§ **TASK REQUIREMENTS**
Output each entry below as it stands, leaving out every picture.

§ **EXTRACTED DATA**
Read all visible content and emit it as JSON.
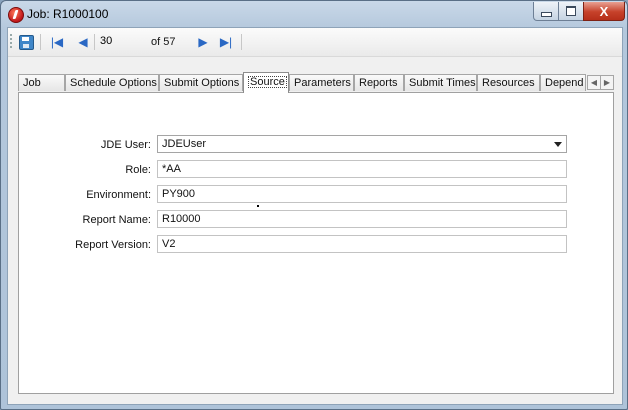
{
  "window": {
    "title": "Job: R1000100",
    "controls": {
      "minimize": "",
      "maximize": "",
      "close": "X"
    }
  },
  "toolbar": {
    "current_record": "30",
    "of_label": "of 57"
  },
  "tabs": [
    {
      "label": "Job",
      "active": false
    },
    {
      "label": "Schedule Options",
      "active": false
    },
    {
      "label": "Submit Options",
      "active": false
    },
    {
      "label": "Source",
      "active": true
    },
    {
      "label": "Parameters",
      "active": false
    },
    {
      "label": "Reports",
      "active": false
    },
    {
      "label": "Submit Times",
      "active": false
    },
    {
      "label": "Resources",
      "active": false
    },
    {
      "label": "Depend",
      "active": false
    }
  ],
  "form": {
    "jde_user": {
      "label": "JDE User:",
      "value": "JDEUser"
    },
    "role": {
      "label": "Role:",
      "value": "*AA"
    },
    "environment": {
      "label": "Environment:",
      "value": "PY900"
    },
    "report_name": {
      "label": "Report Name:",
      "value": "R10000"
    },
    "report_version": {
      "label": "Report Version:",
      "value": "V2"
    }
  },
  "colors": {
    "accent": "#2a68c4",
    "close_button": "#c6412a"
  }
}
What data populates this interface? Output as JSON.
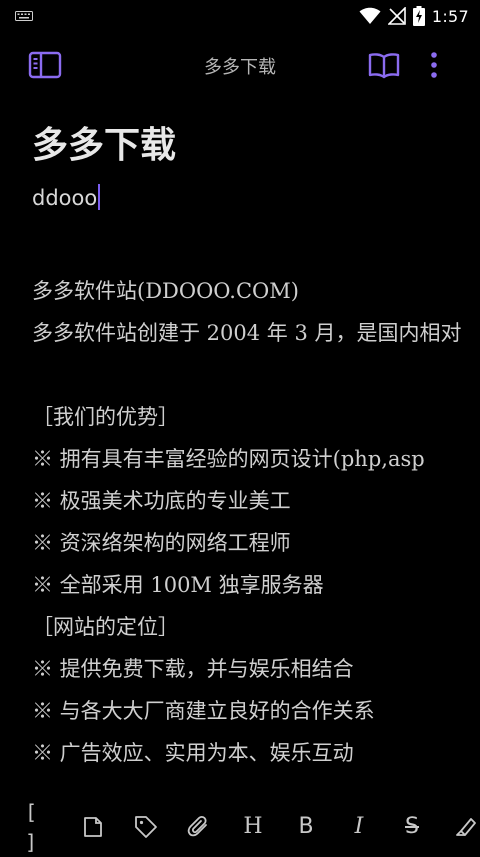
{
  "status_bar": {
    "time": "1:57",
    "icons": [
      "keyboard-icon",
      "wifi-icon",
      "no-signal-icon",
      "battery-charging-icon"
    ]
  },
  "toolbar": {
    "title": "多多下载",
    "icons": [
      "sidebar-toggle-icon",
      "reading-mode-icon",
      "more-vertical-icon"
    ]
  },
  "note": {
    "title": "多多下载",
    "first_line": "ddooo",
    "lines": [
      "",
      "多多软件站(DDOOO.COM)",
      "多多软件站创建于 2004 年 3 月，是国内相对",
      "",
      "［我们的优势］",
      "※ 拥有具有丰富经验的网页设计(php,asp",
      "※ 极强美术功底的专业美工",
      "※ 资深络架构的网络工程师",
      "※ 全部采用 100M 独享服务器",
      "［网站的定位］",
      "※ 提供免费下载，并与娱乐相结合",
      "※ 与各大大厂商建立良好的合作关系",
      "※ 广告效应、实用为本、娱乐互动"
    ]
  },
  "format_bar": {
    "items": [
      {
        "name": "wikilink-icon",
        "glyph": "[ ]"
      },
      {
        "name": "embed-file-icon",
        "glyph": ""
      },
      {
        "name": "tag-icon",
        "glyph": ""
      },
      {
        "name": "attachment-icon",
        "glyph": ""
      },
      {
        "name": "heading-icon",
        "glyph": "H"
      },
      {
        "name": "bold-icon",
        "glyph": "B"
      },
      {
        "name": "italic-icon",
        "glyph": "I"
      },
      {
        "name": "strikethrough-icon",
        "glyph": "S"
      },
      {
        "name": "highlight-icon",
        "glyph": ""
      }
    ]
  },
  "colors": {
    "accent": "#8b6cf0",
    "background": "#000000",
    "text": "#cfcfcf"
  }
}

§ **FINISHED TASK**
Read all visible content and emit it as JSON.
{
  "window": {
    "title": "Job: R1000100",
    "controls": {
      "minimize": "",
      "maximize": "",
      "close": "X"
    }
  },
  "toolbar": {
    "current_record": "30",
    "of_label": "of 57"
  },
  "tabs": [
    {
      "label": "Job",
      "active": false
    },
    {
      "label": "Schedule Options",
      "active": false
    },
    {
      "label": "Submit Options",
      "active": false
    },
    {
      "label": "Source",
      "active": true
    },
    {
      "label": "Parameters",
      "active": false
    },
    {
      "label": "Reports",
      "active": false
    },
    {
      "label": "Submit Times",
      "active": false
    },
    {
      "label": "Resources",
      "active": false
    },
    {
      "label": "Depend",
      "active": false
    }
  ],
  "form": {
    "jde_user": {
      "label": "JDE User:",
      "value": "JDEUser"
    },
    "role": {
      "label": "Role:",
      "value": "*AA"
    },
    "environment": {
      "label": "Environment:",
      "value": "PY900"
    },
    "report_name": {
      "label": "Report Name:",
      "value": "R10000"
    },
    "report_version": {
      "label": "Report Version:",
      "value": "V2"
    }
  },
  "colors": {
    "accent": "#2a68c4",
    "close_button": "#c6412a"
  }
}
What data populates this interface? Output as JSON.
{
  "status_bar": {
    "time": "1:57",
    "icons": [
      "keyboard-icon",
      "wifi-icon",
      "no-signal-icon",
      "battery-charging-icon"
    ]
  },
  "toolbar": {
    "title": "多多下载",
    "icons": [
      "sidebar-toggle-icon",
      "reading-mode-icon",
      "more-vertical-icon"
    ]
  },
  "note": {
    "title": "多多下载",
    "first_line": "ddooo",
    "lines": [
      "",
      "多多软件站(DDOOO.COM)",
      "多多软件站创建于 2004 年 3 月，是国内相对",
      "",
      "［我们的优势］",
      "※ 拥有具有丰富经验的网页设计(php,asp",
      "※ 极强美术功底的专业美工",
      "※ 资深络架构的网络工程师",
      "※ 全部采用 100M 独享服务器",
      "［网站的定位］",
      "※ 提供免费下载，并与娱乐相结合",
      "※ 与各大大厂商建立良好的合作关系",
      "※ 广告效应、实用为本、娱乐互动"
    ]
  },
  "format_bar": {
    "items": [
      {
        "name": "wikilink-icon",
        "glyph": "[ ]"
      },
      {
        "name": "embed-file-icon",
        "glyph": ""
      },
      {
        "name": "tag-icon",
        "glyph": ""
      },
      {
        "name": "attachment-icon",
        "glyph": ""
      },
      {
        "name": "heading-icon",
        "glyph": "H"
      },
      {
        "name": "bold-icon",
        "glyph": "B"
      },
      {
        "name": "italic-icon",
        "glyph": "I"
      },
      {
        "name": "strikethrough-icon",
        "glyph": "S"
      },
      {
        "name": "highlight-icon",
        "glyph": ""
      }
    ]
  },
  "colors": {
    "accent": "#8b6cf0",
    "background": "#000000",
    "text": "#cfcfcf"
  }
}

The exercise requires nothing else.